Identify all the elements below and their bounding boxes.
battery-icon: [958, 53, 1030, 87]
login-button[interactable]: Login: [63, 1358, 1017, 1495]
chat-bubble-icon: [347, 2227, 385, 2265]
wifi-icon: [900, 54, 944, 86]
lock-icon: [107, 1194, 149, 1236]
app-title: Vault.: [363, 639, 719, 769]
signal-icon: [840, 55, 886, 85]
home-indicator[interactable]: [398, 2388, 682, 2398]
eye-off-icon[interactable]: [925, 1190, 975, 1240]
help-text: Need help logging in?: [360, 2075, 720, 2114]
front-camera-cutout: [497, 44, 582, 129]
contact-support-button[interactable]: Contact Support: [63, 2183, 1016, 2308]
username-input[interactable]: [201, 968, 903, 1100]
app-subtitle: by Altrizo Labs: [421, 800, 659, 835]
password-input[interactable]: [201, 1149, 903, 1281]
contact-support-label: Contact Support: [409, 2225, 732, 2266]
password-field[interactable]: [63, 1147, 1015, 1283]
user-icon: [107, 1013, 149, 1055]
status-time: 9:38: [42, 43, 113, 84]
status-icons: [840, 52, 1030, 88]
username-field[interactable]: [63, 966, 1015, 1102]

■ ■ ■ ■

Reproduce the entries above verbatim, keeping every line and value unchanged.

#### [EXERCISE RESPONSE]
Identify all the elements below and their bounding boxes.
battery-icon: [958, 53, 1030, 87]
login-button[interactable]: Login: [63, 1358, 1017, 1495]
chat-bubble-icon: [347, 2227, 385, 2265]
wifi-icon: [900, 54, 944, 86]
lock-icon: [107, 1194, 149, 1236]
app-title: Vault.: [363, 639, 719, 769]
signal-icon: [840, 55, 886, 85]
home-indicator[interactable]: [398, 2388, 682, 2398]
eye-off-icon[interactable]: [925, 1190, 975, 1240]
help-text: Need help logging in?: [360, 2075, 720, 2114]
front-camera-cutout: [497, 44, 582, 129]
contact-support-button[interactable]: Contact Support: [63, 2183, 1016, 2308]
username-input[interactable]: [201, 968, 903, 1100]
app-subtitle: by Altrizo Labs: [421, 800, 659, 835]
password-input[interactable]: [201, 1149, 903, 1281]
contact-support-label: Contact Support: [409, 2225, 732, 2266]
password-field[interactable]: [63, 1147, 1015, 1283]
user-icon: [107, 1013, 149, 1055]
status-time: 9:38: [42, 43, 113, 84]
status-icons: [840, 52, 1030, 88]
username-field[interactable]: [63, 966, 1015, 1102]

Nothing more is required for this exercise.